- Task description
Reproduce the listing below verbatim.
[BEGIN]
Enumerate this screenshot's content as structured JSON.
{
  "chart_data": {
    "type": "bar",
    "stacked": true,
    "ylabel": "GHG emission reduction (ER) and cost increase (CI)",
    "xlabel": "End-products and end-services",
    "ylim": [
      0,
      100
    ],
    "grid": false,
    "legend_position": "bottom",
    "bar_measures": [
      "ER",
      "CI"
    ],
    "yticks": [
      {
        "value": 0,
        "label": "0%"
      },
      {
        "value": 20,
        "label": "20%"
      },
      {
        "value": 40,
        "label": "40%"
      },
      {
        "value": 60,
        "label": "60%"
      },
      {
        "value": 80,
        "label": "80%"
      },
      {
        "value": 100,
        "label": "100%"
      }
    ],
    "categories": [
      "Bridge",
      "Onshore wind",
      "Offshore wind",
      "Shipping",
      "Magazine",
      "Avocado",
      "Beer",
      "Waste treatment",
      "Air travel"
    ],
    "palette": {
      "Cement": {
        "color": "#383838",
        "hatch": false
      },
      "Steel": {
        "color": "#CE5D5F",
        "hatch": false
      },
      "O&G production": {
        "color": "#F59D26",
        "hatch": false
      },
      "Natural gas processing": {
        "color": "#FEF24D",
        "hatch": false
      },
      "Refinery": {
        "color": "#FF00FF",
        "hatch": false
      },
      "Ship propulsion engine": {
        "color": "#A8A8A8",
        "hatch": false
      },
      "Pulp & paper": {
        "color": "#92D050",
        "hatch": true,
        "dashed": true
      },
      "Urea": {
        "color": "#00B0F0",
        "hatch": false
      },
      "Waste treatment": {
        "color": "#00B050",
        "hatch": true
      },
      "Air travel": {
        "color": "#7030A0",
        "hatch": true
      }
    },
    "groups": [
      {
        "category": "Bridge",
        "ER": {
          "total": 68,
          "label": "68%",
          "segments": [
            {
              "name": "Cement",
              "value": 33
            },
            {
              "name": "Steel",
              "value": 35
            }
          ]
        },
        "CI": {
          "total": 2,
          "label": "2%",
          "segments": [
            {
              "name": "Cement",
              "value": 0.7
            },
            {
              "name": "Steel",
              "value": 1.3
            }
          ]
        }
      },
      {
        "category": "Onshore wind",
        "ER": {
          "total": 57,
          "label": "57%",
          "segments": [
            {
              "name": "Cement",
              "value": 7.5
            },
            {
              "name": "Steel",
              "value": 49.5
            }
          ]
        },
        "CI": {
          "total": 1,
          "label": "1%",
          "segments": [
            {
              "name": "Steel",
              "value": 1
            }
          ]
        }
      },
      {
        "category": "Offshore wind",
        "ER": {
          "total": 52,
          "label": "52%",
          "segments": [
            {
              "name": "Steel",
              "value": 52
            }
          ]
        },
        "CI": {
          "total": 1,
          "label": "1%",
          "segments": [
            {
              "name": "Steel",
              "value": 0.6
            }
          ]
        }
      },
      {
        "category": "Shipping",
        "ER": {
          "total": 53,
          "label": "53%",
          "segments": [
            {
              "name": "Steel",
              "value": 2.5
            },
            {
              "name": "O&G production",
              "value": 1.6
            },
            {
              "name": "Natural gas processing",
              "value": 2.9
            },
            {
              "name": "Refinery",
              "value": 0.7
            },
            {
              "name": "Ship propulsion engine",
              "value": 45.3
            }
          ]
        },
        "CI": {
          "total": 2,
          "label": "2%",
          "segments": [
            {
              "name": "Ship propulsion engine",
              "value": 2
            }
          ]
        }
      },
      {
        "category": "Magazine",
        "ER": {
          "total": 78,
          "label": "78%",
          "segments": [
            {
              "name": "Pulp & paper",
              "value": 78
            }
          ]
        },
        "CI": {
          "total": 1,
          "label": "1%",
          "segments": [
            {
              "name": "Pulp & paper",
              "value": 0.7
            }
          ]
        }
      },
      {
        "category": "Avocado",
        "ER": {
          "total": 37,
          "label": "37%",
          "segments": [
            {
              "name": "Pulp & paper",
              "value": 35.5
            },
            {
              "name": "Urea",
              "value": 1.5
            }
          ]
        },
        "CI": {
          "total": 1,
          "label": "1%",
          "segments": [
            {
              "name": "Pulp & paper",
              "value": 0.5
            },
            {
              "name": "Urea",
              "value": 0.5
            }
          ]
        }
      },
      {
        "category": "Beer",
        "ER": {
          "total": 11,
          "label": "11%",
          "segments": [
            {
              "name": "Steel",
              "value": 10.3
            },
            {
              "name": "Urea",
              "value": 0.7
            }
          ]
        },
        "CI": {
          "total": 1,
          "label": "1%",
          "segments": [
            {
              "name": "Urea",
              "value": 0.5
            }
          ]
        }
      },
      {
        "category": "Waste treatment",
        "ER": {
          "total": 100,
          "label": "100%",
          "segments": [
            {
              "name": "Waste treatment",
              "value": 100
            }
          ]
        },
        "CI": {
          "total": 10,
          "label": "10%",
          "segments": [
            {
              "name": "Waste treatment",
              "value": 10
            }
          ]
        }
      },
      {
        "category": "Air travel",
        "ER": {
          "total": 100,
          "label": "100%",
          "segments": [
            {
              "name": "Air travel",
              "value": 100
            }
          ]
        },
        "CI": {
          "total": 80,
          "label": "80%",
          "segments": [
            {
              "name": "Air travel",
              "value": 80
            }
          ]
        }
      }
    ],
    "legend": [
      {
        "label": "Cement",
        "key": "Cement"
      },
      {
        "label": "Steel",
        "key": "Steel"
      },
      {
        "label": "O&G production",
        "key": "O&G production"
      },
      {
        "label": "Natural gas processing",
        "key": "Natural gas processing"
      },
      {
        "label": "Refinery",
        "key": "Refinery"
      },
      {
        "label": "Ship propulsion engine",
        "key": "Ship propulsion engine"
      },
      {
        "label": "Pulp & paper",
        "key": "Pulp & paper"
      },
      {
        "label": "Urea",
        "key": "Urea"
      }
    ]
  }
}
[END]
- Result for this exercise
Enumerate this screenshot's content as structured JSON.
{
  "chart_data": {
    "type": "bar",
    "stacked": true,
    "ylabel": "GHG emission reduction (ER) and cost increase (CI)",
    "xlabel": "End-products and end-services",
    "ylim": [
      0,
      100
    ],
    "grid": false,
    "legend_position": "bottom",
    "bar_measures": [
      "ER",
      "CI"
    ],
    "yticks": [
      {
        "value": 0,
        "label": "0%"
      },
      {
        "value": 20,
        "label": "20%"
      },
      {
        "value": 40,
        "label": "40%"
      },
      {
        "value": 60,
        "label": "60%"
      },
      {
        "value": 80,
        "label": "80%"
      },
      {
        "value": 100,
        "label": "100%"
      }
    ],
    "categories": [
      "Bridge",
      "Onshore wind",
      "Offshore wind",
      "Shipping",
      "Magazine",
      "Avocado",
      "Beer",
      "Waste treatment",
      "Air travel"
    ],
    "palette": {
      "Cement": {
        "color": "#383838",
        "hatch": false
      },
      "Steel": {
        "color": "#CE5D5F",
        "hatch": false
      },
      "O&G production": {
        "color": "#F59D26",
        "hatch": false
      },
      "Natural gas processing": {
        "color": "#FEF24D",
        "hatch": false
      },
      "Refinery": {
        "color": "#FF00FF",
        "hatch": false
      },
      "Ship propulsion engine": {
        "color": "#A8A8A8",
        "hatch": false
      },
      "Pulp & paper": {
        "color": "#92D050",
        "hatch": true,
        "dashed": true
      },
      "Urea": {
        "color": "#00B0F0",
        "hatch": false
      },
      "Waste treatment": {
        "color": "#00B050",
        "hatch": true
      },
      "Air travel": {
        "color": "#7030A0",
        "hatch": true
      }
    },
    "groups": [
      {
        "category": "Bridge",
        "ER": {
          "total": 68,
          "label": "68%",
          "segments": [
            {
              "name": "Cement",
              "value": 33
            },
            {
              "name": "Steel",
              "value": 35
            }
          ]
        },
        "CI": {
          "total": 2,
          "label": "2%",
          "segments": [
            {
              "name": "Cement",
              "value": 0.7
            },
            {
              "name": "Steel",
              "value": 1.3
            }
          ]
        }
      },
      {
        "category": "Onshore wind",
        "ER": {
          "total": 57,
          "label": "57%",
          "segments": [
            {
              "name": "Cement",
              "value": 7.5
            },
            {
              "name": "Steel",
              "value": 49.5
            }
          ]
        },
        "CI": {
          "total": 1,
          "label": "1%",
          "segments": [
            {
              "name": "Steel",
              "value": 1
            }
          ]
        }
      },
      {
        "category": "Offshore wind",
        "ER": {
          "total": 52,
          "label": "52%",
          "segments": [
            {
              "name": "Steel",
              "value": 52
            }
          ]
        },
        "CI": {
          "total": 1,
          "label": "1%",
          "segments": [
            {
              "name": "Steel",
              "value": 0.6
            }
          ]
        }
      },
      {
        "category": "Shipping",
        "ER": {
          "total": 53,
          "label": "53%",
          "segments": [
            {
              "name": "Steel",
              "value": 2.5
            },
            {
              "name": "O&G production",
              "value": 1.6
            },
            {
              "name": "Natural gas processing",
              "value": 2.9
            },
            {
              "name": "Refinery",
              "value": 0.7
            },
            {
              "name": "Ship propulsion engine",
              "value": 45.3
            }
          ]
        },
        "CI": {
          "total": 2,
          "label": "2%",
          "segments": [
            {
              "name": "Ship propulsion engine",
              "value": 2
            }
          ]
        }
      },
      {
        "category": "Magazine",
        "ER": {
          "total": 78,
          "label": "78%",
          "segments": [
            {
              "name": "Pulp & paper",
              "value": 78
            }
          ]
        },
        "CI": {
          "total": 1,
          "label": "1%",
          "segments": [
            {
              "name": "Pulp & paper",
              "value": 0.7
            }
          ]
        }
      },
      {
        "category": "Avocado",
        "ER": {
          "total": 37,
          "label": "37%",
          "segments": [
            {
              "name": "Pulp & paper",
              "value": 35.5
            },
            {
              "name": "Urea",
              "value": 1.5
            }
          ]
        },
        "CI": {
          "total": 1,
          "label": "1%",
          "segments": [
            {
              "name": "Pulp & paper",
              "value": 0.5
            },
            {
              "name": "Urea",
              "value": 0.5
            }
          ]
        }
      },
      {
        "category": "Beer",
        "ER": {
          "total": 11,
          "label": "11%",
          "segments": [
            {
              "name": "Steel",
              "value": 10.3
            },
            {
              "name": "Urea",
              "value": 0.7
            }
          ]
        },
        "CI": {
          "total": 1,
          "label": "1%",
          "segments": [
            {
              "name": "Urea",
              "value": 0.5
            }
          ]
        }
      },
      {
        "category": "Waste treatment",
        "ER": {
          "total": 100,
          "label": "100%",
          "segments": [
            {
              "name": "Waste treatment",
              "value": 100
            }
          ]
        },
        "CI": {
          "total": 10,
          "label": "10%",
          "segments": [
            {
              "name": "Waste treatment",
              "value": 10
            }
          ]
        }
      },
      {
        "category": "Air travel",
        "ER": {
          "total": 100,
          "label": "100%",
          "segments": [
            {
              "name": "Air travel",
              "value": 100
            }
          ]
        },
        "CI": {
          "total": 80,
          "label": "80%",
          "segments": [
            {
              "name": "Air travel",
              "value": 80
            }
          ]
        }
      }
    ],
    "legend": [
      {
        "label": "Cement",
        "key": "Cement"
      },
      {
        "label": "Steel",
        "key": "Steel"
      },
      {
        "label": "O&G production",
        "key": "O&G production"
      },
      {
        "label": "Natural gas processing",
        "key": "Natural gas processing"
      },
      {
        "label": "Refinery",
        "key": "Refinery"
      },
      {
        "label": "Ship propulsion engine",
        "key": "Ship propulsion engine"
      },
      {
        "label": "Pulp & paper",
        "key": "Pulp & paper"
      },
      {
        "label": "Urea",
        "key": "Urea"
      }
    ]
  }
}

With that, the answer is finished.